# Do I need to wake up?



## Misa (Sep 8, 2011)

I have been with my current partner for almost five years. Been married for almost 1 year. I have one child but from a previous relationship. I am only 26 years old. Now, the guy I am with is a good guy. I could bet my life he would never cheat on me or even flirt with another girl. In many ways we are the same. But there are many things that are so different and drive me completely insane.

He is a "safe" guy and I know he would always be there for me. If I got in an accident and was crippled, he would take care of me. If my face got burnt up and I was hideous, he would still love me. The thing is, every day, I can't help but feel he is not right for me. I don't know if I'm living in a fantasy that there's someone way better suited for me, or if I should be grateful for having such a good guy in my life. He doesn't make me happy......all the things he does for me, would make any woman happy. But I don't feel a connection anymore. 

Do I need to wake up and be grateful and push my other feelings aside? Or , do I need to leave and search for a better match. Some say it is better to regret after doing, then to regret and never have tried at all. I don't know if I should play it safe, or I should leave. I know I would feel guilty as hell. I would ruin him completely. I am worried if I leave, I will regret it later on in life.


----------



## dawgfan (Jul 22, 2011)

Hey Misa -

I think if they're honest, a lot of people wonder at some point if they married the right person. Sometimes it seems like a long, long time between "I do" and "happily ever after." 

I found a series of articles called "When Expectations Meet Reality." It talks about dealing with disillusionment and the kind of doubts you're describing.

I wonder, too, if you could talk with an older woman who's been married a long time. I'll bet she'd have some good advice for you.

Bless you, friend.

dawgfan


----------

▸ Stored items:
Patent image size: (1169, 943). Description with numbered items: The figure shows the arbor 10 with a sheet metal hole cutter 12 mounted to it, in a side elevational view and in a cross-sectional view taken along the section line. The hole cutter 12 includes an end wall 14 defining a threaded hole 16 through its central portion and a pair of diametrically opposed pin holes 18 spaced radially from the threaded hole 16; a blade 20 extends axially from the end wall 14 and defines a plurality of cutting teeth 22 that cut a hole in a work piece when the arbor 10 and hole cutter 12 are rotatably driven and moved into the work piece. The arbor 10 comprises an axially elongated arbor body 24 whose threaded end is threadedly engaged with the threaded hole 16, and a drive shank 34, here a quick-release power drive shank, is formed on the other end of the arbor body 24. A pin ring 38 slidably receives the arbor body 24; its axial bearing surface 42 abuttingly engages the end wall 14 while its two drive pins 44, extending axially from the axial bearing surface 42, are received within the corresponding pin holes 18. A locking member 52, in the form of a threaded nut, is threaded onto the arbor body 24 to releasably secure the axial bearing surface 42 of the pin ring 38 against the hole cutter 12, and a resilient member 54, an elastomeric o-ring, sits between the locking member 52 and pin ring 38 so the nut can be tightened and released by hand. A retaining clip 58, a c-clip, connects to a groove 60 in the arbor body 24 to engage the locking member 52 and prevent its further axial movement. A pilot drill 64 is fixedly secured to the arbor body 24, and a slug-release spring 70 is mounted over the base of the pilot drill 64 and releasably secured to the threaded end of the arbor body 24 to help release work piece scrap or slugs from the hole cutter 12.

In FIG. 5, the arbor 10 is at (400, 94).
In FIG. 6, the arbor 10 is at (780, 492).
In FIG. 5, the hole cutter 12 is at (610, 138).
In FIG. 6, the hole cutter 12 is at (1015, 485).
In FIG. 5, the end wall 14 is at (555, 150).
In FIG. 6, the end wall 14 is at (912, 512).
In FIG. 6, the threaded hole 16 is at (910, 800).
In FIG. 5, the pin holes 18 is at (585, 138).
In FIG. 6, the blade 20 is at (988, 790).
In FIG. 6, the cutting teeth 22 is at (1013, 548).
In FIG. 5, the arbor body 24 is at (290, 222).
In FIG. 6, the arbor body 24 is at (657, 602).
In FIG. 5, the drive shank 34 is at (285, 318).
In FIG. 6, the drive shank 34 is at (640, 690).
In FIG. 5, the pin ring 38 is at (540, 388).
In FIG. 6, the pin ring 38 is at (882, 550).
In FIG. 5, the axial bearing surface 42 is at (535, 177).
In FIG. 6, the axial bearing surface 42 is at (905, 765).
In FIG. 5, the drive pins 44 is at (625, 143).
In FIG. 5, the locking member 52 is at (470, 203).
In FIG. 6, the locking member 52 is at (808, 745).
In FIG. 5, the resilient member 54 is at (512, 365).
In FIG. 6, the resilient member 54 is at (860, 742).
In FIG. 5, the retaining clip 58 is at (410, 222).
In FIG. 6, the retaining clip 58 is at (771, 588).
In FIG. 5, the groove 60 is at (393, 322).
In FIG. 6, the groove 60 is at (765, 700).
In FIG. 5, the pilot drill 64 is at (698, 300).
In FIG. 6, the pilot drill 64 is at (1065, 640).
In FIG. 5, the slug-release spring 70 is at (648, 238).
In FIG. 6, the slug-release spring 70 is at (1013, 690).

* * *

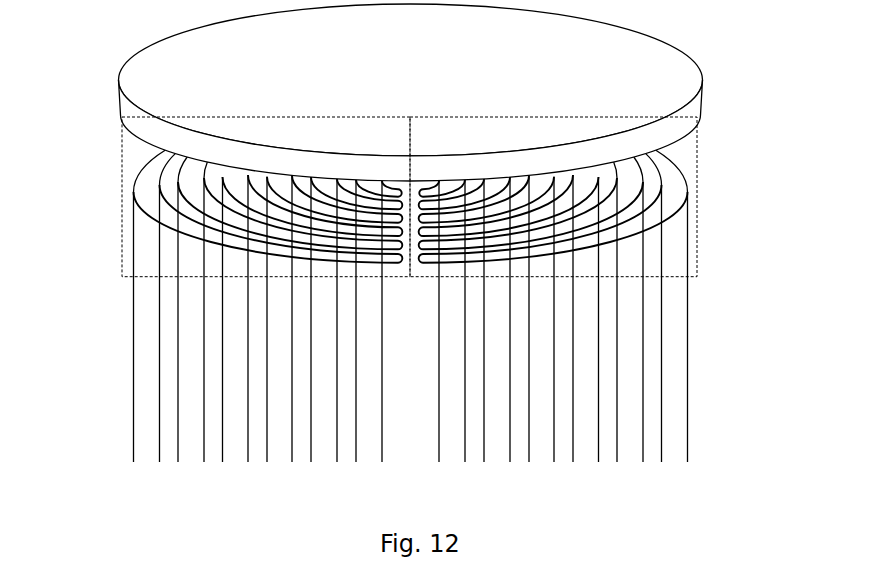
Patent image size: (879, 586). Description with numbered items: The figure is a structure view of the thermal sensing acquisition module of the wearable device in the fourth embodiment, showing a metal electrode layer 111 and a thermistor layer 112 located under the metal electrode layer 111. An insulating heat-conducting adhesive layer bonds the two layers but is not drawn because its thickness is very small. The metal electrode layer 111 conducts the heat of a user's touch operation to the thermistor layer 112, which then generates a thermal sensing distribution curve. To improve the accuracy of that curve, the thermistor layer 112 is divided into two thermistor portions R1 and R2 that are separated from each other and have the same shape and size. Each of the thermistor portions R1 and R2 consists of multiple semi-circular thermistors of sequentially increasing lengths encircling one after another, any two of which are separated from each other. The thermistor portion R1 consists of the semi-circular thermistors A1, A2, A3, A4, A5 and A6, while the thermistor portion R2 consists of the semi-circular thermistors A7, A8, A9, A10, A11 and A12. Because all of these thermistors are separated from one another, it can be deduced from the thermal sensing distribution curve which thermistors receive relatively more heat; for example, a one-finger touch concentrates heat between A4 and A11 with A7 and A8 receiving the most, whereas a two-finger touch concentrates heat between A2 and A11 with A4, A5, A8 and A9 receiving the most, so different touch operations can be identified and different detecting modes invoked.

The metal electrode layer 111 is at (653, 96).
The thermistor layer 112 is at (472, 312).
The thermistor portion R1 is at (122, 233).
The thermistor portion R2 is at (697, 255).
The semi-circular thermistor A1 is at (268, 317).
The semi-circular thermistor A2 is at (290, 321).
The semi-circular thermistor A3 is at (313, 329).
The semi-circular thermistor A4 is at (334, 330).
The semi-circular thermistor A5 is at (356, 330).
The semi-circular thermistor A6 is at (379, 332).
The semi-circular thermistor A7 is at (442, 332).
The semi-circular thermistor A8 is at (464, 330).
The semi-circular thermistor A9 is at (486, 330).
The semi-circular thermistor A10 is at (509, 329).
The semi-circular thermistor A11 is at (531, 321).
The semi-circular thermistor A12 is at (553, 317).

▸ Required task 1:
Rewrite the passage of the forum thread that opens with the words containing "I found a series" and closes with "doubts you're describing.", putting "disappointment" in place of "disillusionment".
▸ Required task 2:
Please lay out the drawing dataset rows, from the line containing "Patent image size: (1169, 943)." through the line containing "In FIG. 6, the hole", as a two-column CSV with the columns input and output. Give one line per row, with each field quoted and any line breaks turned into spaces.

▸ Solution 1:
I found a series of articles called "When Expectations Meet Reality." It talks about dealing with disappointment and the kind of doubts you're describing.

▸ Solution 2:
input,output
"Patent image size: (1169, 943). Description with numbered items: The figure shows the arbor 10 with a sheet metal hole cutter 12 mounted to it, in a side elevational view and in a cross-sectional view taken along the section line. The hole cutter 12 includes an end wall 14 defining a threaded hole 16 through its central portion and a pair of diametrically opposed pin holes 18 spaced radially from the threaded hole 16; a blade 20 extends axially from the end wall 14 and defines a plurality of cutting teeth 22 that cut a hole in a work piece when the arbor 10 and hole cutter 12 are rotatably driven and moved into the work piece. The arbor 10 comprises an axially elongated arbor body 24 whose threaded end is threadedly engaged with the threaded hole 16, and a drive shank 34, here a quick-release power drive shank, is formed on the other end of the arbor body 24. A pin ring 38 slidably receives the arbor body 24; its axial bearing surface 42 abuttingly engages the end wall 14 while its two drive pins 44, extending axially from the axial bearing surface 42, are received within the corresponding pin holes 18. A locking member 52, in the form of a threaded nut, is threaded onto the arbor body 24 to releasably secure the axial bearing surface 42 of the pin ring 38 against the hole cutter 12, and a resilient member 54, an elastomeric o-ring, sits between the locking member 52 and pin ring 38 so the nut can be tightened and released by hand. A retaining clip 58, a c-clip, connects to a groove 60 in the arbor body 24 to engage the locking member 52 and prevent its further axial movement. A pilot drill 64 is fixedly secured to the arbor body 24, and a slug-release spring 70 is mounted over the base of the pilot drill 64 and releasably secured to the threaded end of the arbor body 24 to help release work piece scrap or slugs from the hole cutter 12.","In FIG. 5, the arbor 10 is at (400, 94). In FIG. 6, the arbor 10 is at (780, 492). In FIG. 5, the hole cutter 12 is at (610, 138). In FIG. 6, the hole cutter 12 is at (1015, 485)."